— START Task material —
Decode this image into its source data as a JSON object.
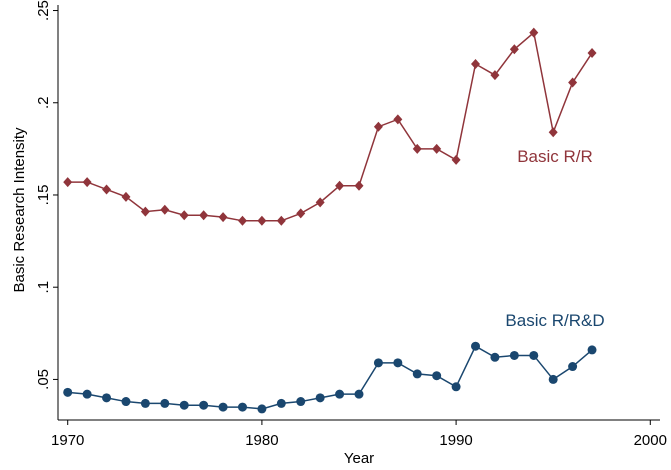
{
  "chart_data": {
    "type": "line",
    "x_label": "Year",
    "y_label": "Basic Research Intensity",
    "x": [
      1970,
      1971,
      1972,
      1973,
      1974,
      1975,
      1976,
      1977,
      1978,
      1979,
      1980,
      1981,
      1982,
      1983,
      1984,
      1985,
      1986,
      1987,
      1988,
      1989,
      1990,
      1991,
      1992,
      1993,
      1994,
      1995,
      1996,
      1997
    ],
    "series": [
      {
        "name": "Basic R/R",
        "color": "#90353b",
        "marker": "diamond",
        "values": [
          0.157,
          0.157,
          0.153,
          0.149,
          0.141,
          0.142,
          0.139,
          0.139,
          0.138,
          0.136,
          0.136,
          0.136,
          0.14,
          0.146,
          0.155,
          0.155,
          0.187,
          0.191,
          0.175,
          0.175,
          0.169,
          0.221,
          0.215,
          0.229,
          0.238,
          0.184,
          0.211,
          0.227
        ]
      },
      {
        "name": "Basic R/R&D",
        "color": "#1a476f",
        "marker": "circle",
        "values": [
          0.043,
          0.042,
          0.04,
          0.038,
          0.037,
          0.037,
          0.036,
          0.036,
          0.035,
          0.035,
          0.034,
          0.037,
          0.038,
          0.04,
          0.042,
          0.042,
          0.059,
          0.059,
          0.053,
          0.052,
          0.046,
          0.068,
          0.062,
          0.063,
          0.063,
          0.05,
          0.057,
          0.066
        ]
      }
    ],
    "xlim": [
      1969.5,
      2000.5
    ],
    "xticks": [
      1970,
      1980,
      1990,
      2000
    ],
    "ylim": [
      0.028,
      0.253
    ],
    "yticks": [
      {
        "value": 0.05,
        "label": ".05"
      },
      {
        "value": 0.1,
        "label": ".1"
      },
      {
        "value": 0.15,
        "label": ".15"
      },
      {
        "value": 0.2,
        "label": ".2"
      },
      {
        "value": 0.25,
        "label": ".25"
      }
    ],
    "grid": false
  }
}
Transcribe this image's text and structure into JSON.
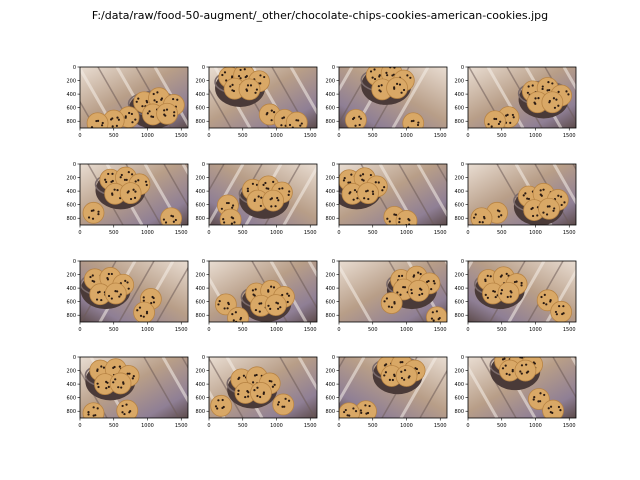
{
  "figure": {
    "title": "F:/data/raw/food-50-augment/_other/chocolate-chips-cookies-american-cookies.jpg"
  },
  "colors": {
    "cookie": "#d9a866",
    "cookie_dark": "#b88444",
    "chip": "#2a1a12",
    "bowl": "#4a3a38",
    "bowl_rim": "#7a6a6a",
    "bg_light": "#e9ddd2",
    "bg_mid": "#b89e88",
    "bg_dark": "#5c4a4a",
    "bg_purple": "#8f7f95"
  },
  "chart_data": {
    "type": "image-grid",
    "rows": 4,
    "cols": 4,
    "axes": {
      "xlim": [
        0,
        1600
      ],
      "ylim": [
        900,
        0
      ],
      "xticks": [
        0,
        500,
        1000,
        1500
      ],
      "yticks": [
        0,
        200,
        400,
        600,
        800
      ]
    },
    "panels": [
      {
        "bowl": [
          1090,
          570
        ],
        "cookies": [
          [
            950,
            520
          ],
          [
            1170,
            460
          ],
          [
            1390,
            560
          ],
          [
            1080,
            700
          ],
          [
            1290,
            690
          ],
          [
            720,
            740
          ],
          [
            500,
            790
          ],
          [
            260,
            830
          ]
        ],
        "flip": false
      },
      {
        "bowl": [
          460,
          250
        ],
        "cookies": [
          [
            300,
            150
          ],
          [
            520,
            120
          ],
          [
            740,
            210
          ],
          [
            380,
            320
          ],
          [
            600,
            330
          ],
          [
            900,
            700
          ],
          [
            1120,
            780
          ],
          [
            1300,
            820
          ]
        ],
        "flip": false
      },
      {
        "bowl": [
          700,
          220
        ],
        "cookies": [
          [
            560,
            120
          ],
          [
            780,
            90
          ],
          [
            960,
            200
          ],
          [
            640,
            330
          ],
          [
            860,
            310
          ],
          [
            250,
            780
          ],
          [
            1100,
            830
          ]
        ],
        "flip": true
      },
      {
        "bowl": [
          1120,
          420
        ],
        "cookies": [
          [
            960,
            360
          ],
          [
            1180,
            310
          ],
          [
            1380,
            420
          ],
          [
            1030,
            520
          ],
          [
            1250,
            520
          ],
          [
            600,
            740
          ],
          [
            400,
            800
          ]
        ],
        "flip": false
      },
      {
        "bowl": [
          600,
          330
        ],
        "cookies": [
          [
            450,
            230
          ],
          [
            680,
            200
          ],
          [
            880,
            300
          ],
          [
            520,
            440
          ],
          [
            750,
            430
          ],
          [
            200,
            720
          ],
          [
            1350,
            800
          ]
        ],
        "flip": false
      },
      {
        "bowl": [
          820,
          470
        ],
        "cookies": [
          [
            650,
            380
          ],
          [
            880,
            330
          ],
          [
            1080,
            420
          ],
          [
            720,
            540
          ],
          [
            950,
            540
          ],
          [
            280,
            610
          ],
          [
            320,
            820
          ]
        ],
        "flip": true
      },
      {
        "bowl": [
          260,
          330
        ],
        "cookies": [
          [
            150,
            240
          ],
          [
            380,
            210
          ],
          [
            560,
            330
          ],
          [
            200,
            440
          ],
          [
            430,
            430
          ],
          [
            820,
            780
          ],
          [
            1000,
            840
          ]
        ],
        "flip": false
      },
      {
        "bowl": [
          1050,
          570
        ],
        "cookies": [
          [
            900,
            480
          ],
          [
            1120,
            440
          ],
          [
            1330,
            530
          ],
          [
            980,
            680
          ],
          [
            1200,
            660
          ],
          [
            430,
            720
          ],
          [
            200,
            800
          ]
        ],
        "flip": false
      },
      {
        "bowl": [
          380,
          370
        ],
        "cookies": [
          [
            220,
            270
          ],
          [
            450,
            250
          ],
          [
            640,
            350
          ],
          [
            300,
            490
          ],
          [
            530,
            480
          ],
          [
            1050,
            560
          ],
          [
            950,
            760
          ]
        ],
        "flip": true
      },
      {
        "bowl": [
          850,
          560
        ],
        "cookies": [
          [
            700,
            480
          ],
          [
            920,
            440
          ],
          [
            1110,
            530
          ],
          [
            770,
            660
          ],
          [
            990,
            650
          ],
          [
            250,
            640
          ],
          [
            430,
            840
          ]
        ],
        "flip": false
      },
      {
        "bowl": [
          1080,
          370
        ],
        "cookies": [
          [
            920,
            280
          ],
          [
            1150,
            230
          ],
          [
            1340,
            330
          ],
          [
            960,
            420
          ],
          [
            1180,
            440
          ],
          [
            780,
            620
          ],
          [
            1450,
            830
          ]
        ],
        "flip": false
      },
      {
        "bowl": [
          470,
          370
        ],
        "cookies": [
          [
            300,
            280
          ],
          [
            530,
            240
          ],
          [
            720,
            340
          ],
          [
            370,
            480
          ],
          [
            600,
            470
          ],
          [
            1180,
            580
          ],
          [
            1380,
            750
          ]
        ],
        "flip": true
      },
      {
        "bowl": [
          450,
          300
        ],
        "cookies": [
          [
            300,
            200
          ],
          [
            530,
            180
          ],
          [
            720,
            280
          ],
          [
            370,
            400
          ],
          [
            600,
            390
          ],
          [
            700,
            790
          ],
          [
            200,
            830
          ]
        ],
        "flip": false
      },
      {
        "bowl": [
          640,
          420
        ],
        "cookies": [
          [
            480,
            330
          ],
          [
            710,
            300
          ],
          [
            900,
            390
          ],
          [
            540,
            530
          ],
          [
            770,
            530
          ],
          [
            180,
            720
          ],
          [
            1100,
            700
          ]
        ],
        "flip": false
      },
      {
        "bowl": [
          870,
          210
        ],
        "cookies": [
          [
            720,
            140
          ],
          [
            930,
            110
          ],
          [
            1120,
            200
          ],
          [
            780,
            280
          ],
          [
            1000,
            280
          ],
          [
            400,
            800
          ],
          [
            150,
            830
          ]
        ],
        "flip": true
      },
      {
        "bowl": [
          700,
          150
        ],
        "cookies": [
          [
            550,
            60
          ],
          [
            780,
            40
          ],
          [
            950,
            110
          ],
          [
            620,
            200
          ],
          [
            850,
            200
          ],
          [
            1050,
            620
          ],
          [
            1260,
            790
          ]
        ],
        "flip": false
      }
    ]
  }
}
— END Task material —
» Request:
Find the lines containing "image" and list every one of them.

» Task result:
Decode this image into its source data as a JSON object.
Transcribe this image's text and structure into JSON.
    "type": "image-grid",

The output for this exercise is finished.